The request: Transcribe each line of the material as it is, and drop any picture.

Stored data
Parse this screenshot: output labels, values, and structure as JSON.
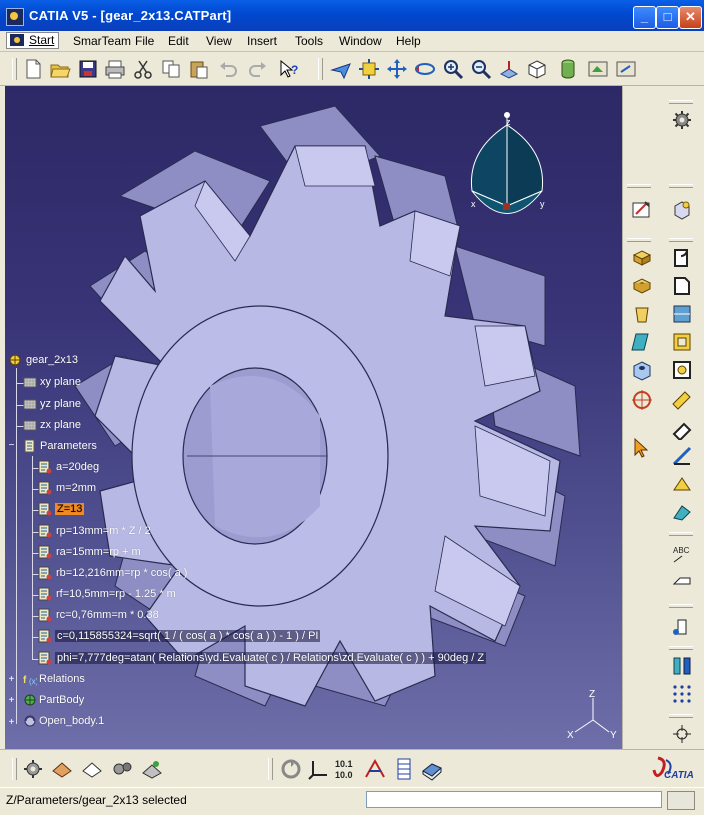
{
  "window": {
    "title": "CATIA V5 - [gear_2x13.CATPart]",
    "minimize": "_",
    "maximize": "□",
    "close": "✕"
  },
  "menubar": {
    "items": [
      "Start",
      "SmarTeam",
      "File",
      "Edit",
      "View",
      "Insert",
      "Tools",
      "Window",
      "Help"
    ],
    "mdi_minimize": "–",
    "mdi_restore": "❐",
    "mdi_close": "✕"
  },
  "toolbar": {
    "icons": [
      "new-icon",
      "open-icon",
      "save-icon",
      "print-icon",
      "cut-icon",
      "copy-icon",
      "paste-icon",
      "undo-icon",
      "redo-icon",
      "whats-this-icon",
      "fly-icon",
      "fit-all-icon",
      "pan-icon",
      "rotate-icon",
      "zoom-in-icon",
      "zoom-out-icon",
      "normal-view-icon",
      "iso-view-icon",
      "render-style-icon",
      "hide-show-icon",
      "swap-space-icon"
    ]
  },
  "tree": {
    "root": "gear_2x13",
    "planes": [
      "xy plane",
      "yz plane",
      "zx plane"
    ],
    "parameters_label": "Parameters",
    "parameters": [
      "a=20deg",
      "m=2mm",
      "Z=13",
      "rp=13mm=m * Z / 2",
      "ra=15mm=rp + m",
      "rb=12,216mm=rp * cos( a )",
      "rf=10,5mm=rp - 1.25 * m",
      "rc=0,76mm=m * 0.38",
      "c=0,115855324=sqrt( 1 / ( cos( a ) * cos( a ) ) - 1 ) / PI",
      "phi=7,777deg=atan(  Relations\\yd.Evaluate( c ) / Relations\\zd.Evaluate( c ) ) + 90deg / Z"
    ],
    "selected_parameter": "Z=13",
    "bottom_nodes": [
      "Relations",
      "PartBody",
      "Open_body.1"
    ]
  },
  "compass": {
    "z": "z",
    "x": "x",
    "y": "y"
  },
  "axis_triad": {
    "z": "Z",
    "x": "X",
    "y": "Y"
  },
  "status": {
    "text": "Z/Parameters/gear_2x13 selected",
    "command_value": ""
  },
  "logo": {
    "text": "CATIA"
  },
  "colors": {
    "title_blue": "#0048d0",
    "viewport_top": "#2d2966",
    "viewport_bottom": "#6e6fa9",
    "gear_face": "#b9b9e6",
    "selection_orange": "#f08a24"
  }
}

Answer to this task:
Parse this screenshot: output labels, values, and structure as JSON.
{
  "window": {
    "title": "CATIA V5 - [gear_2x13.CATPart]",
    "minimize": "_",
    "maximize": "□",
    "close": "✕"
  },
  "menubar": {
    "items": [
      "Start",
      "SmarTeam",
      "File",
      "Edit",
      "View",
      "Insert",
      "Tools",
      "Window",
      "Help"
    ],
    "mdi_minimize": "–",
    "mdi_restore": "❐",
    "mdi_close": "✕"
  },
  "toolbar": {
    "icons": [
      "new-icon",
      "open-icon",
      "save-icon",
      "print-icon",
      "cut-icon",
      "copy-icon",
      "paste-icon",
      "undo-icon",
      "redo-icon",
      "whats-this-icon",
      "fly-icon",
      "fit-all-icon",
      "pan-icon",
      "rotate-icon",
      "zoom-in-icon",
      "zoom-out-icon",
      "normal-view-icon",
      "iso-view-icon",
      "render-style-icon",
      "hide-show-icon",
      "swap-space-icon"
    ]
  },
  "tree": {
    "root": "gear_2x13",
    "planes": [
      "xy plane",
      "yz plane",
      "zx plane"
    ],
    "parameters_label": "Parameters",
    "parameters": [
      "a=20deg",
      "m=2mm",
      "Z=13",
      "rp=13mm=m * Z / 2",
      "ra=15mm=rp + m",
      "rb=12,216mm=rp * cos( a )",
      "rf=10,5mm=rp - 1.25 * m",
      "rc=0,76mm=m * 0.38",
      "c=0,115855324=sqrt( 1 / ( cos( a ) * cos( a ) ) - 1 ) / PI",
      "phi=7,777deg=atan(  Relations\\yd.Evaluate( c ) / Relations\\zd.Evaluate( c ) ) + 90deg / Z"
    ],
    "selected_parameter": "Z=13",
    "bottom_nodes": [
      "Relations",
      "PartBody",
      "Open_body.1"
    ]
  },
  "compass": {
    "z": "z",
    "x": "x",
    "y": "y"
  },
  "axis_triad": {
    "z": "Z",
    "x": "X",
    "y": "Y"
  },
  "status": {
    "text": "Z/Parameters/gear_2x13 selected",
    "command_value": ""
  },
  "logo": {
    "text": "CATIA"
  },
  "colors": {
    "title_blue": "#0048d0",
    "viewport_top": "#2d2966",
    "viewport_bottom": "#6e6fa9",
    "gear_face": "#b9b9e6",
    "selection_orange": "#f08a24"
  }
}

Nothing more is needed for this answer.